- Set exercise -
In the copy, keep every record exact and leave out all images.

--- begin Dataset records ---

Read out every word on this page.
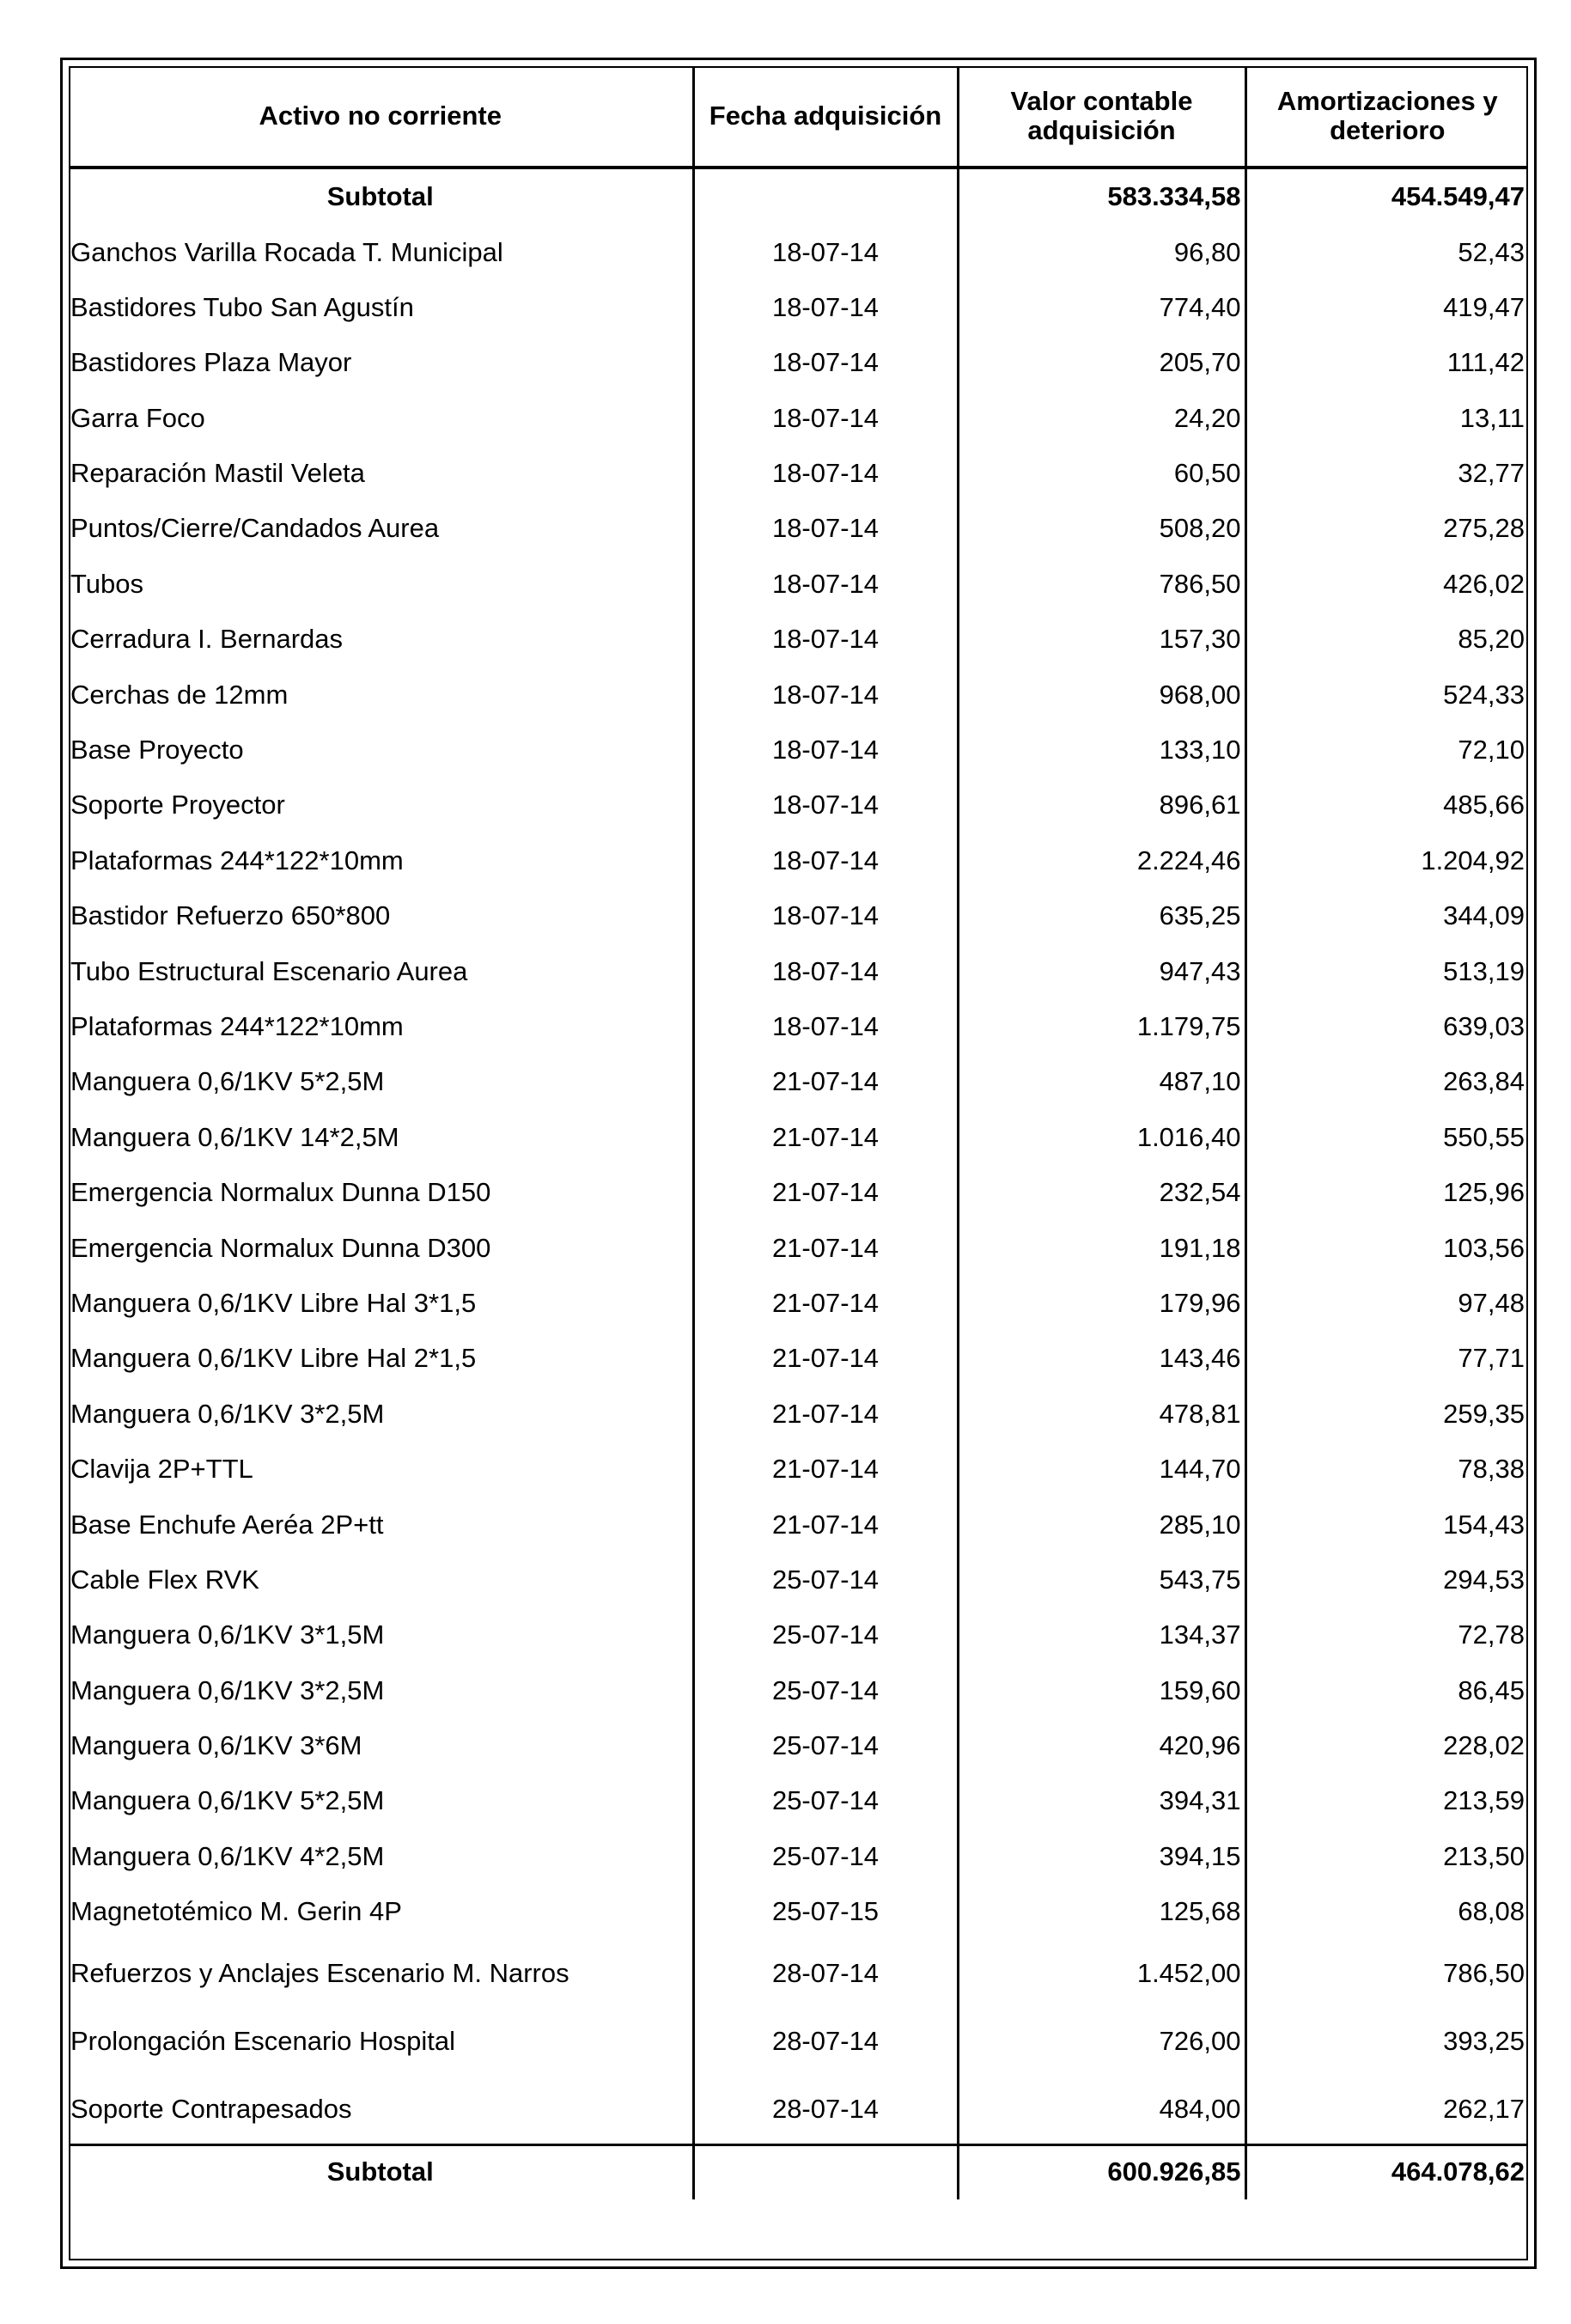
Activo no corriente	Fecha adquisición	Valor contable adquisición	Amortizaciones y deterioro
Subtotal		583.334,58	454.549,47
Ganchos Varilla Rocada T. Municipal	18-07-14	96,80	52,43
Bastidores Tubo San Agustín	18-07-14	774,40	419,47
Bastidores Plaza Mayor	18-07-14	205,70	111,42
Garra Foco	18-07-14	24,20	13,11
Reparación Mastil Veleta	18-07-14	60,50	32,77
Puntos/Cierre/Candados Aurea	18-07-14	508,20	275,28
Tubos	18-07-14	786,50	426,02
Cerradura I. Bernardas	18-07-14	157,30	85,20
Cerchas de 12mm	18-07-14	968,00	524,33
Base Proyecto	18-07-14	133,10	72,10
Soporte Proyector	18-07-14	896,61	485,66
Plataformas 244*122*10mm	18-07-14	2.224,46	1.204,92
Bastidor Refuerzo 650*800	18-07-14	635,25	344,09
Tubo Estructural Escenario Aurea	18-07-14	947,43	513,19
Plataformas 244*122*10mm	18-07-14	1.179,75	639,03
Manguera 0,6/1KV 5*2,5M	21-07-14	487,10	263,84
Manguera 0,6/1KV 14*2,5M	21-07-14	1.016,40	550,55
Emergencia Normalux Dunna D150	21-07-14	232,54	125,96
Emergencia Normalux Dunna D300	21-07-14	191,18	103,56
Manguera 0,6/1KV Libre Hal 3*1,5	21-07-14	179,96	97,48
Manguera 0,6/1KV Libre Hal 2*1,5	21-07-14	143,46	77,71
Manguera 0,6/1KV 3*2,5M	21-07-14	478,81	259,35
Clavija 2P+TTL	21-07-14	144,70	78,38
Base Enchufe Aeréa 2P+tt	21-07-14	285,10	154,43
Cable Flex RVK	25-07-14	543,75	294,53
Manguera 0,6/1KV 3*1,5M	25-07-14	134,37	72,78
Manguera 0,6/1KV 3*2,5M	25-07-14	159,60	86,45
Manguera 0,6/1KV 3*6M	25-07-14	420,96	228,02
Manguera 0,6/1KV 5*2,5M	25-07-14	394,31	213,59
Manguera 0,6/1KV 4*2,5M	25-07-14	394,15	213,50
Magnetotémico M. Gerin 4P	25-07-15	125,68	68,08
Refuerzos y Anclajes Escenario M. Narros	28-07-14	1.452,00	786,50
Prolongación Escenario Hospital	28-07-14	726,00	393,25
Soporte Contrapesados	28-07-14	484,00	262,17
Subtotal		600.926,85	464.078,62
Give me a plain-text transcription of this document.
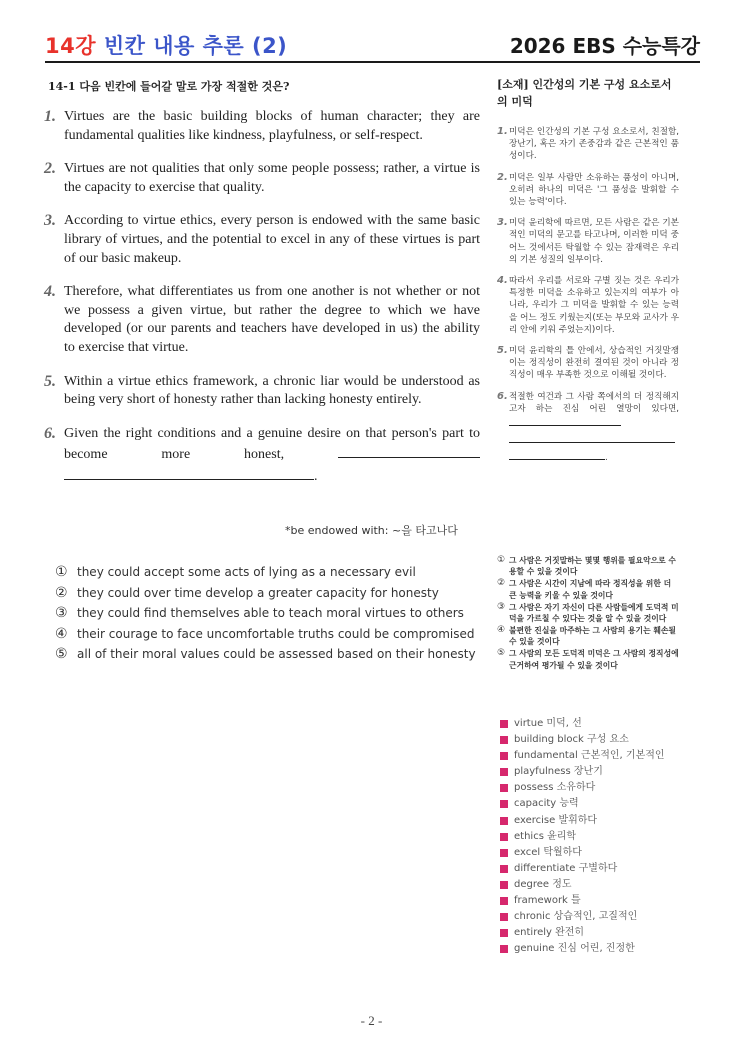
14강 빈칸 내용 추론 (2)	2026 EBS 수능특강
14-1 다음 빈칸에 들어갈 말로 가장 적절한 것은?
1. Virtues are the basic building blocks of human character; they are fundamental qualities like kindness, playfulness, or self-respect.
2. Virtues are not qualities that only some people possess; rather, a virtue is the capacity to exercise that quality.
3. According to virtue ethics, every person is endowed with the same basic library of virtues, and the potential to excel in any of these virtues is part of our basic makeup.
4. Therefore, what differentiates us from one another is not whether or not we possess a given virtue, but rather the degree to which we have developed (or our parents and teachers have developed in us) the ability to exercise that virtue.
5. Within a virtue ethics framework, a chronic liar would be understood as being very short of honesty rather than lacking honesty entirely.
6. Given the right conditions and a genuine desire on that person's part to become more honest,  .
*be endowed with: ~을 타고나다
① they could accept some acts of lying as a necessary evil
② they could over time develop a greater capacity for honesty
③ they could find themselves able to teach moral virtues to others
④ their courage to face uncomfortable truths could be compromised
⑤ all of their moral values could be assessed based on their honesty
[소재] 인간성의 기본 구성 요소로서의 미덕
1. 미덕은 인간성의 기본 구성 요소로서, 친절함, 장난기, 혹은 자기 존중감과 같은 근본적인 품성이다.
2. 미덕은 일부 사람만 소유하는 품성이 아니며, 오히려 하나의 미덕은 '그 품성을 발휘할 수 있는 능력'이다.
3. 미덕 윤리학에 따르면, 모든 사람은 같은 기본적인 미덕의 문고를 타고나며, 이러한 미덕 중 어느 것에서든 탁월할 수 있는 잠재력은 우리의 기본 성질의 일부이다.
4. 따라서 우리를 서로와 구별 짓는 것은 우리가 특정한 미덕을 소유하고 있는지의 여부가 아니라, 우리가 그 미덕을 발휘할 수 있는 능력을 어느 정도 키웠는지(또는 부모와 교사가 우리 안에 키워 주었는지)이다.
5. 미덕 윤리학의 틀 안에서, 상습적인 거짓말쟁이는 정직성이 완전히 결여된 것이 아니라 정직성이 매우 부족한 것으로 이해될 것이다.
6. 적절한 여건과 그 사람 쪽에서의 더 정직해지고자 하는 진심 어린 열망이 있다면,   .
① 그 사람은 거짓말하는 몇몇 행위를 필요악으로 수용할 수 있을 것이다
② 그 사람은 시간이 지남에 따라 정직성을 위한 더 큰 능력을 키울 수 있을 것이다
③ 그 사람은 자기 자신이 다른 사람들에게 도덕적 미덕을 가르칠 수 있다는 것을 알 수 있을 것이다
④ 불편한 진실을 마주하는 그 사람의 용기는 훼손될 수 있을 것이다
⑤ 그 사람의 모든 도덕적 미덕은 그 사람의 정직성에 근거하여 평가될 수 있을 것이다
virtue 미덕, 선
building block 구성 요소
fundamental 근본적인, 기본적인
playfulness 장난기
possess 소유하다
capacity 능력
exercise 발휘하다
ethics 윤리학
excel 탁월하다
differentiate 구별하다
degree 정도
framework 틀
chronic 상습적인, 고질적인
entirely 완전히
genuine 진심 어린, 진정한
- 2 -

--- end Dataset records ---

- Correct output -
Read out every word on this page.
Activo no corriente	Fecha adquisición	Valor contable adquisición	Amortizaciones y deterioro
Subtotal		583.334,58	454.549,47
Ganchos Varilla Rocada T. Municipal	18-07-14	96,80	52,43
Bastidores Tubo San Agustín	18-07-14	774,40	419,47
Bastidores Plaza Mayor	18-07-14	205,70	111,42
Garra Foco	18-07-14	24,20	13,11
Reparación Mastil Veleta	18-07-14	60,50	32,77
Puntos/Cierre/Candados Aurea	18-07-14	508,20	275,28
Tubos	18-07-14	786,50	426,02
Cerradura I. Bernardas	18-07-14	157,30	85,20
Cerchas de 12mm	18-07-14	968,00	524,33
Base Proyecto	18-07-14	133,10	72,10
Soporte Proyector	18-07-14	896,61	485,66
Plataformas 244*122*10mm	18-07-14	2.224,46	1.204,92
Bastidor Refuerzo 650*800	18-07-14	635,25	344,09
Tubo Estructural Escenario Aurea	18-07-14	947,43	513,19
Plataformas 244*122*10mm	18-07-14	1.179,75	639,03
Manguera 0,6/1KV 5*2,5M	21-07-14	487,10	263,84
Manguera 0,6/1KV 14*2,5M	21-07-14	1.016,40	550,55
Emergencia Normalux Dunna D150	21-07-14	232,54	125,96
Emergencia Normalux Dunna D300	21-07-14	191,18	103,56
Manguera 0,6/1KV Libre Hal 3*1,5	21-07-14	179,96	97,48
Manguera 0,6/1KV Libre Hal 2*1,5	21-07-14	143,46	77,71
Manguera 0,6/1KV 3*2,5M	21-07-14	478,81	259,35
Clavija 2P+TTL	21-07-14	144,70	78,38
Base Enchufe Aeréa 2P+tt	21-07-14	285,10	154,43
Cable Flex RVK	25-07-14	543,75	294,53
Manguera 0,6/1KV 3*1,5M	25-07-14	134,37	72,78
Manguera 0,6/1KV 3*2,5M	25-07-14	159,60	86,45
Manguera 0,6/1KV 3*6M	25-07-14	420,96	228,02
Manguera 0,6/1KV 5*2,5M	25-07-14	394,31	213,59
Manguera 0,6/1KV 4*2,5M	25-07-14	394,15	213,50
Magnetotémico M. Gerin 4P	25-07-15	125,68	68,08
Refuerzos y Anclajes Escenario M. Narros	28-07-14	1.452,00	786,50
Prolongación Escenario Hospital	28-07-14	726,00	393,25
Soporte Contrapesados	28-07-14	484,00	262,17
Subtotal		600.926,85	464.078,62
Give me a plain-text transcription of this document.
14강 빈칸 내용 추론 (2)	2026 EBS 수능특강
14-1 다음 빈칸에 들어갈 말로 가장 적절한 것은?
1. Virtues are the basic building blocks of human character; they are fundamental qualities like kindness, playfulness, or self-respect.
2. Virtues are not qualities that only some people possess; rather, a virtue is the capacity to exercise that quality.
3. According to virtue ethics, every person is endowed with the same basic library of virtues, and the potential to excel in any of these virtues is part of our basic makeup.
4. Therefore, what differentiates us from one another is not whether or not we possess a given virtue, but rather the degree to which we have developed (or our parents and teachers have developed in us) the ability to exercise that virtue.
5. Within a virtue ethics framework, a chronic liar would be understood as being very short of honesty rather than lacking honesty entirely.
6. Given the right conditions and a genuine desire on that person's part to become more honest,  .
*be endowed with: ~을 타고나다
① they could accept some acts of lying as a necessary evil
② they could over time develop a greater capacity for honesty
③ they could find themselves able to teach moral virtues to others
④ their courage to face uncomfortable truths could be compromised
⑤ all of their moral values could be assessed based on their honesty
[소재] 인간성의 기본 구성 요소로서의 미덕
1. 미덕은 인간성의 기본 구성 요소로서, 친절함, 장난기, 혹은 자기 존중감과 같은 근본적인 품성이다.
2. 미덕은 일부 사람만 소유하는 품성이 아니며, 오히려 하나의 미덕은 '그 품성을 발휘할 수 있는 능력'이다.
3. 미덕 윤리학에 따르면, 모든 사람은 같은 기본적인 미덕의 문고를 타고나며, 이러한 미덕 중 어느 것에서든 탁월할 수 있는 잠재력은 우리의 기본 성질의 일부이다.
4. 따라서 우리를 서로와 구별 짓는 것은 우리가 특정한 미덕을 소유하고 있는지의 여부가 아니라, 우리가 그 미덕을 발휘할 수 있는 능력을 어느 정도 키웠는지(또는 부모와 교사가 우리 안에 키워 주었는지)이다.
5. 미덕 윤리학의 틀 안에서, 상습적인 거짓말쟁이는 정직성이 완전히 결여된 것이 아니라 정직성이 매우 부족한 것으로 이해될 것이다.
6. 적절한 여건과 그 사람 쪽에서의 더 정직해지고자 하는 진심 어린 열망이 있다면,   .
① 그 사람은 거짓말하는 몇몇 행위를 필요악으로 수용할 수 있을 것이다
② 그 사람은 시간이 지남에 따라 정직성을 위한 더 큰 능력을 키울 수 있을 것이다
③ 그 사람은 자기 자신이 다른 사람들에게 도덕적 미덕을 가르칠 수 있다는 것을 알 수 있을 것이다
④ 불편한 진실을 마주하는 그 사람의 용기는 훼손될 수 있을 것이다
⑤ 그 사람의 모든 도덕적 미덕은 그 사람의 정직성에 근거하여 평가될 수 있을 것이다
virtue 미덕, 선
building block 구성 요소
fundamental 근본적인, 기본적인
playfulness 장난기
possess 소유하다
capacity 능력
exercise 발휘하다
ethics 윤리학
excel 탁월하다
differentiate 구별하다
degree 정도
framework 틀
chronic 상습적인, 고질적인
entirely 완전히
genuine 진심 어린, 진정한
- 2 -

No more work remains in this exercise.